PARTS OF THE EXERCISE —
- a) Please answer these questions from the review excerpt below, one line each:
(i) What three roles does the review excerpt give Bill in parentheses?
(ii) Where was the writer sitting with Rob Anstee when grace came up?
(iii) What is the title of John's chapter that is quoted?
- b) Resume the review excerpt about faith, food, and community below, picking up after its final sentence.

SOURCE TEXT —
********
I few more astute observations that I’d like to quote from the book:
“Jesus first public miracle — the first sign employed to reveal His glory — was to turn plain water into rich wine for an audience that could not appreciate it. Wow!” That is profound, isn’t it?
He points out another interesting dichotomy within the topic of food:
“Bill (an organic farmer, attorney, and seminarian,) is also aware of a major disconnect between Christians who are not concerned about their food and those in the alternative food movement who are not concerned about God. He says someone once remarked that plenty of people honor creation, but don’t honor the creator; and plenty of people honor the Creator but not the creation; but we needed to model the importance of honoring both.”
This is good stuff. Here’s another great observation, coupled with a story:
“I’ve grown up in a culture that gorges when it should learn to savor.” (This statement alone could stand on its own two feet.) “I remember sitting in a McDonald’s with my buddy Rob Anstee. I suggested we say grace before we ate our big Macs. ‘I don’t know,’ Rob said, ‘I think God might say, ‘Hey, I gave you perfectly good food and you did that to it! Don’t ask me to bless that mess. This is on you.’ So, instead of saying grace we prayed for forgiveness.”
Isn’t that hilarious?
Here’s a quote from John’s chapter, Artisanal Music and the Tune of Community:
“’You know, John,’ Russ the therapist said as I looked back at him blankly, ‘The downside to getting to do what you love for a living is that if it goes south, you have nowhere to turn for release.” This was during a time of turmoil for John as his True Tunes venue, retail store and magazine were seemingly being wrested from his control.
********
SUPPLIED INFORMATION —
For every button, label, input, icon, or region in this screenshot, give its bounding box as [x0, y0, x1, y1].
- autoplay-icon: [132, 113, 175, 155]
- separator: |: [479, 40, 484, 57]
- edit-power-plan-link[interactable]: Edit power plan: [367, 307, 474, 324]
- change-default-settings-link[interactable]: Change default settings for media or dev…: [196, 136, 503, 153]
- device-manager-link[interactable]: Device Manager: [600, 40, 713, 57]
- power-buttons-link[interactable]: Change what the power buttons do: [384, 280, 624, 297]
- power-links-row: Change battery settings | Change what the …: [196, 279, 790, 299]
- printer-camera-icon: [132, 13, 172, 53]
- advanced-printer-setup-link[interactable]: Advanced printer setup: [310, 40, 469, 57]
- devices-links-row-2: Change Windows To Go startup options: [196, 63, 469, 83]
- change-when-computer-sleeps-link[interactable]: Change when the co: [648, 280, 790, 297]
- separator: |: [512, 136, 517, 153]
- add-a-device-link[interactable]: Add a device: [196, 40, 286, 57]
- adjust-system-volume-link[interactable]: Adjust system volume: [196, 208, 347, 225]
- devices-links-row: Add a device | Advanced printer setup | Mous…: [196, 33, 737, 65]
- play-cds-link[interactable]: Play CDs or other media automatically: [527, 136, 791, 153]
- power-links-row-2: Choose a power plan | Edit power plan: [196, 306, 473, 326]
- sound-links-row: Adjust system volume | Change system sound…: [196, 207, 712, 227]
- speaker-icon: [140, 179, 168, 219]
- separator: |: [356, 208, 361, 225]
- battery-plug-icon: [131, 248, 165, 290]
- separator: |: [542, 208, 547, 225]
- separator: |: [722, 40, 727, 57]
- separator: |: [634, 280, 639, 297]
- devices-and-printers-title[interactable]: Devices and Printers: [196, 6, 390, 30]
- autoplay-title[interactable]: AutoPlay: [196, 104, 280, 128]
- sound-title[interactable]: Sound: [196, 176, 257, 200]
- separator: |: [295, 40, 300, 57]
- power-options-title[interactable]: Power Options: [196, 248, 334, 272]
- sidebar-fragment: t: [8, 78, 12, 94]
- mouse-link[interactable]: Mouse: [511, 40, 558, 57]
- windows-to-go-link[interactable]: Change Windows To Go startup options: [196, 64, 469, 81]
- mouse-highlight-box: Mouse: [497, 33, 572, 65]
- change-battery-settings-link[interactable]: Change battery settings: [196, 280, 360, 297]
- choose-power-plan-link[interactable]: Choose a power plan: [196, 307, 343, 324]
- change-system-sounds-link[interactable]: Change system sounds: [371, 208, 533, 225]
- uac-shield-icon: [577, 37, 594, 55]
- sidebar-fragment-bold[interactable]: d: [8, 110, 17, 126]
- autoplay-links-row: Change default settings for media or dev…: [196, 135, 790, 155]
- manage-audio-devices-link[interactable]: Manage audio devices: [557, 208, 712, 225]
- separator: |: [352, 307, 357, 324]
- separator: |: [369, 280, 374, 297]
********
RESPONSES BY TASK —
- a)
(i) Organic farmer, attorney, and seminarian.
(ii) In a McDonald's.
(iii) Artisanal Music and the Tune of Community.

- b)
Dang! How come I didn’t have a counselor when I was going through the downside of my ministry and business? I could have used that kind of wisdom when I was staring at the potential end of HM Magazine as I knew it? I’m glad for John, but reading that gave me a twinge of jealousy.
I love it when he gets downright preachy. I want to stand up while I’m reading and shout, “Preach it! Bring it!” I also love a nice turn on words when I see it, like when he talks about Jesus:
“Who even allowed himself to be swallowed by the grave so he could defeat death from the inside out… and we have turned him into a candy bar in a vending machine. We act as if Jesus wants to be an accessory in our life, like our favorite T-shirt. We put him on and talk about what we believe and then go back to the feeding trough of false religion and idolatry. He called himself the bread of life and said his body is good food and his blood is good drink. We nod and choke down Twinkies.”
I love it! This isn’t the only Twinkie reference in the book. Listen to this confession (and accusation against many of our modern faith practices):
“Christians, especially evangelicals like me, often like to pulverize the gospel into small, fine, easy-to-digest particles. But if our creed can fit on a bumper sticker, we’re doing it wrong. I believe this is a by-product of our well-intentioned and laudable desire to be understandable and relevant to our peers. In the process, however, we risk turning the Bread of Life into a Twinkie. At some point, the essence of the thing we are trying to sweeten is compromised beyond usability. This processed, refined gospel feels good going down and gives us a sugar rush of emotional energy, but when the buzz wears off, we are left with nothing but a headache. No white bread gospel can satisfy the deep hunger of the human heart.”
If I were forced to reduce this book into simple sound bytes, I’d at least use that one. But, like I said before, this book is full of great, quotable quotes.
Bravo, John! I’m so glad you kept your hands to the plow and persevered. I want to give copies of Jesus, Bread and Chocolate to all my friends.